# TASK REQUIREMENTS
In the records below, find each line with the word "functional" and copy it.

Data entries
==========
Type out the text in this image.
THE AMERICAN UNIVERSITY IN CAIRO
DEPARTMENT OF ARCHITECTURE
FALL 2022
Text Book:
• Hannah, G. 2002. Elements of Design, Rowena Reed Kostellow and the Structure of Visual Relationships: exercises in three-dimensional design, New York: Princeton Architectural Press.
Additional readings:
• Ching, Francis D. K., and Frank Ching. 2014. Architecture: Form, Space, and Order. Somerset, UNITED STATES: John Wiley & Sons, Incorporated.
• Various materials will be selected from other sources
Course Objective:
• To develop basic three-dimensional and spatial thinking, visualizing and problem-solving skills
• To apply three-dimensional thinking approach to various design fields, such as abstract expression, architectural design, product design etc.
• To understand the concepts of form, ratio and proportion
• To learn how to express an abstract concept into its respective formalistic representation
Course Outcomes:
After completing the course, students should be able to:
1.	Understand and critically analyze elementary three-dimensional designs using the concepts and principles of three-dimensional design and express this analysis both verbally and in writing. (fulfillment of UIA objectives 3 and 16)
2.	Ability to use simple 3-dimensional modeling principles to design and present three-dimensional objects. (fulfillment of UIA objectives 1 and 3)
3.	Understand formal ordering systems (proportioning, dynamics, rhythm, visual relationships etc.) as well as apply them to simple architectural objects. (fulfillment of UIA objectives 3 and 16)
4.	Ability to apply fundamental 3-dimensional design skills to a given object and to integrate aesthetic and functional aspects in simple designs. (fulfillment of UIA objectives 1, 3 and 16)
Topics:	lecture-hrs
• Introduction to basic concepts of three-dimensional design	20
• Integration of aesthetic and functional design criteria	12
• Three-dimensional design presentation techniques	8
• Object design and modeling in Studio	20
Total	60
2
==========
# FINAL ANSWER
4.	Ability to apply fundamental 3-dimensional design skills to a given object and to integrate aesthetic and functional aspects in simple designs. (fulfillment of UIA objectives 1, 3 and 16)
• Integration of aesthetic and functional design criteria	12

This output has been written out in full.